● TASK STATEMENT
Please print the full listing exactly.
begin
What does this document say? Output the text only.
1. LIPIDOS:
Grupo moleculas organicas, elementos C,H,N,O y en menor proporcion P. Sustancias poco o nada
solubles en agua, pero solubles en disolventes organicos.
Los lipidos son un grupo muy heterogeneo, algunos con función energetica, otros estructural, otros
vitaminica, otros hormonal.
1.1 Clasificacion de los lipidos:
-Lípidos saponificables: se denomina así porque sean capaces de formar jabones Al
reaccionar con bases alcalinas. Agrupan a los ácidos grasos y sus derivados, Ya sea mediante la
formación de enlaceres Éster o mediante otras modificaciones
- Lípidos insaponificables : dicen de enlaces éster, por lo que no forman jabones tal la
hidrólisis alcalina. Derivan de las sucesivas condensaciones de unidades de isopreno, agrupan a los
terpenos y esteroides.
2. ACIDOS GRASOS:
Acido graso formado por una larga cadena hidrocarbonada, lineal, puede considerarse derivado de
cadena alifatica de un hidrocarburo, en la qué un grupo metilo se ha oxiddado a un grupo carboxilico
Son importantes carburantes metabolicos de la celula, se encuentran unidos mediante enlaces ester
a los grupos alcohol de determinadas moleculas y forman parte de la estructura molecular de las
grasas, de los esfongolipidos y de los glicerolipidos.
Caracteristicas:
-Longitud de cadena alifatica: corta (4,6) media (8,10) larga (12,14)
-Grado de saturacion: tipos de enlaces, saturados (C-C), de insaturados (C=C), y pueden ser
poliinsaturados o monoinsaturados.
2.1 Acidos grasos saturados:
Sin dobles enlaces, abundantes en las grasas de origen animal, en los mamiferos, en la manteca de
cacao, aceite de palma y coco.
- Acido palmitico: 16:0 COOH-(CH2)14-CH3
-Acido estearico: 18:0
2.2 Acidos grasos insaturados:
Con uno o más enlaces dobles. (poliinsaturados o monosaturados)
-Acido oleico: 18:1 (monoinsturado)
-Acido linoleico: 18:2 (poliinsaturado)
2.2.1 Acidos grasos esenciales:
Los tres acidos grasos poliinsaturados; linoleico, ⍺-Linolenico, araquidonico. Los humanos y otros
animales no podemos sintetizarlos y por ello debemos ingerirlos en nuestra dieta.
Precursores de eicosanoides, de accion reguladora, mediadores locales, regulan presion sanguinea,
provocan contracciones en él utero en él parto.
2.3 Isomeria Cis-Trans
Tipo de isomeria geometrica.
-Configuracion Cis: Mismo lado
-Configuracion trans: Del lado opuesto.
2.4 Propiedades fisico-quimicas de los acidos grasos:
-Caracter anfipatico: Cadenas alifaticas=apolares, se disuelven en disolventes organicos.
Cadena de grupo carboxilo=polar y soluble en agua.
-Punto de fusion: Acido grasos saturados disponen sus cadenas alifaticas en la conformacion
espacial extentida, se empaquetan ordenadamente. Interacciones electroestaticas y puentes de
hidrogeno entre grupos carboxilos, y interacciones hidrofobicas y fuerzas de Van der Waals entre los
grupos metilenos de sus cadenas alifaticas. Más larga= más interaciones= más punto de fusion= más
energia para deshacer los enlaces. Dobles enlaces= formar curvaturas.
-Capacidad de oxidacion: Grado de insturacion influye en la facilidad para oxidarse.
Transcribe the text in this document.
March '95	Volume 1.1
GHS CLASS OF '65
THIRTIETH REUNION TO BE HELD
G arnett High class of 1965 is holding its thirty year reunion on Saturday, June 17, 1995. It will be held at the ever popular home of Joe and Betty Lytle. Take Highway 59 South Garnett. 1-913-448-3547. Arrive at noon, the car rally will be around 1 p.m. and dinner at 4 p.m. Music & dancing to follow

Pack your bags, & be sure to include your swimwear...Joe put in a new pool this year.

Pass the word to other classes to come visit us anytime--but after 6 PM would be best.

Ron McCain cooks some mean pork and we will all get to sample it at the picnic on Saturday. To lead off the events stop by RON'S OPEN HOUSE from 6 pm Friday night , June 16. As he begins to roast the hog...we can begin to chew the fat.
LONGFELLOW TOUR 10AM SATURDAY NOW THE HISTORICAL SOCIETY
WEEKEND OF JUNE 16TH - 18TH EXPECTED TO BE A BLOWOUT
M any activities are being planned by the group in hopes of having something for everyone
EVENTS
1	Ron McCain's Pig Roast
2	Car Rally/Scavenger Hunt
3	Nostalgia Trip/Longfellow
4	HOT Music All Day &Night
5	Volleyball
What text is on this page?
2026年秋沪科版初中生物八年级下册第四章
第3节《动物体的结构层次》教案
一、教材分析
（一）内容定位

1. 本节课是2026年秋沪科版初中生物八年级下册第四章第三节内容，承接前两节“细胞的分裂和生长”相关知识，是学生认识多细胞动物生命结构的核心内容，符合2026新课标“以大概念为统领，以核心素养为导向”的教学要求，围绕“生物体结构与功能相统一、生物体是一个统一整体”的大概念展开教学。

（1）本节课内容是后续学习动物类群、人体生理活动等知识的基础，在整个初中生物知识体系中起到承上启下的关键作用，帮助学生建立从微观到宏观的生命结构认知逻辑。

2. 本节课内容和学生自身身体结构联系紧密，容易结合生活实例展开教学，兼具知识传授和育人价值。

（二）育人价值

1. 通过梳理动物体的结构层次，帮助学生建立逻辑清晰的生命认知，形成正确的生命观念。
end
● FINAL RESULT
What does this document say? Output the text only.
1. LIPIDOS:
Grupo moleculas organicas, elementos C,H,N,O y en menor proporcion P. Sustancias poco o nada
solubles en agua, pero solubles en disolventes organicos.
Los lipidos son un grupo muy heterogeneo, algunos con función energetica, otros estructural, otros
vitaminica, otros hormonal.
1.1 Clasificacion de los lipidos:
-Lípidos saponificables: se denomina así porque sean capaces de formar jabones Al
reaccionar con bases alcalinas. Agrupan a los ácidos grasos y sus derivados, Ya sea mediante la
formación de enlaceres Éster o mediante otras modificaciones
- Lípidos insaponificables : dicen de enlaces éster, por lo que no forman jabones tal la
hidrólisis alcalina. Derivan de las sucesivas condensaciones de unidades de isopreno, agrupan a los
terpenos y esteroides.
2. ACIDOS GRASOS:
Acido graso formado por una larga cadena hidrocarbonada, lineal, puede considerarse derivado de
cadena alifatica de un hidrocarburo, en la qué un grupo metilo se ha oxiddado a un grupo carboxilico
Son importantes carburantes metabolicos de la celula, se encuentran unidos mediante enlaces ester
a los grupos alcohol de determinadas moleculas y forman parte de la estructura molecular de las
grasas, de los esfongolipidos y de los glicerolipidos.
Caracteristicas:
-Longitud de cadena alifatica: corta (4,6) media (8,10) larga (12,14)
-Grado de saturacion: tipos de enlaces, saturados (C-C), de insaturados (C=C), y pueden ser
poliinsaturados o monoinsaturados.
2.1 Acidos grasos saturados:
Sin dobles enlaces, abundantes en las grasas de origen animal, en los mamiferos, en la manteca de
cacao, aceite de palma y coco.
- Acido palmitico: 16:0 COOH-(CH2)14-CH3
-Acido estearico: 18:0
2.2 Acidos grasos insaturados:
Con uno o más enlaces dobles. (poliinsaturados o monosaturados)
-Acido oleico: 18:1 (monoinsturado)
-Acido linoleico: 18:2 (poliinsaturado)
2.2.1 Acidos grasos esenciales:
Los tres acidos grasos poliinsaturados; linoleico, ⍺-Linolenico, araquidonico. Los humanos y otros
animales no podemos sintetizarlos y por ello debemos ingerirlos en nuestra dieta.
Precursores de eicosanoides, de accion reguladora, mediadores locales, regulan presion sanguinea,
provocan contracciones en él utero en él parto.
2.3 Isomeria Cis-Trans
Tipo de isomeria geometrica.
-Configuracion Cis: Mismo lado
-Configuracion trans: Del lado opuesto.
2.4 Propiedades fisico-quimicas de los acidos grasos:
-Caracter anfipatico: Cadenas alifaticas=apolares, se disuelven en disolventes organicos.
Cadena de grupo carboxilo=polar y soluble en agua.
-Punto de fusion: Acido grasos saturados disponen sus cadenas alifaticas en la conformacion
espacial extentida, se empaquetan ordenadamente. Interacciones electroestaticas y puentes de
hidrogeno entre grupos carboxilos, y interacciones hidrofobicas y fuerzas de Van der Waals entre los
grupos metilenos de sus cadenas alifaticas. Más larga= más interaciones= más punto de fusion= más
energia para deshacer los enlaces. Dobles enlaces= formar curvaturas.
-Capacidad de oxidacion: Grado de insturacion influye en la facilidad para oxidarse.
Transcribe the text in this document.
March '95	Volume 1.1
GHS CLASS OF '65
THIRTIETH REUNION TO BE HELD
G arnett High class of 1965 is holding its thirty year reunion on Saturday, June 17, 1995. It will be held at the ever popular home of Joe and Betty Lytle. Take Highway 59 South Garnett. 1-913-448-3547. Arrive at noon, the car rally will be around 1 p.m. and dinner at 4 p.m. Music & dancing to follow

Pack your bags, & be sure to include your swimwear...Joe put in a new pool this year.

Pass the word to other classes to come visit us anytime--but after 6 PM would be best.

Ron McCain cooks some mean pork and we will all get to sample it at the picnic on Saturday. To lead off the events stop by RON'S OPEN HOUSE from 6 pm Friday night , June 16. As he begins to roast the hog...we can begin to chew the fat.
LONGFELLOW TOUR 10AM SATURDAY NOW THE HISTORICAL SOCIETY
WEEKEND OF JUNE 16TH - 18TH EXPECTED TO BE A BLOWOUT
M any activities are being planned by the group in hopes of having something for everyone
EVENTS
1	Ron McCain's Pig Roast
2	Car Rally/Scavenger Hunt
3	Nostalgia Trip/Longfellow
4	HOT Music All Day &Night
5	Volleyball
What text is on this page?
2026年秋沪科版初中生物八年级下册第四章
第3节《动物体的结构层次》教案
一、教材分析
（一）内容定位

1. 本节课是2026年秋沪科版初中生物八年级下册第四章第三节内容，承接前两节“细胞的分裂和生长”相关知识，是学生认识多细胞动物生命结构的核心内容，符合2026新课标“以大概念为统领，以核心素养为导向”的教学要求，围绕“生物体结构与功能相统一、生物体是一个统一整体”的大概念展开教学。

（1）本节课内容是后续学习动物类群、人体生理活动等知识的基础，在整个初中生物知识体系中起到承上启下的关键作用，帮助学生建立从微观到宏观的生命结构认知逻辑。

2. 本节课内容和学生自身身体结构联系紧密，容易结合生活实例展开教学，兼具知识传授和育人价值。

（二）育人价值

1. 通过梳理动物体的结构层次，帮助学生建立逻辑清晰的生命认知，形成正确的生命观念。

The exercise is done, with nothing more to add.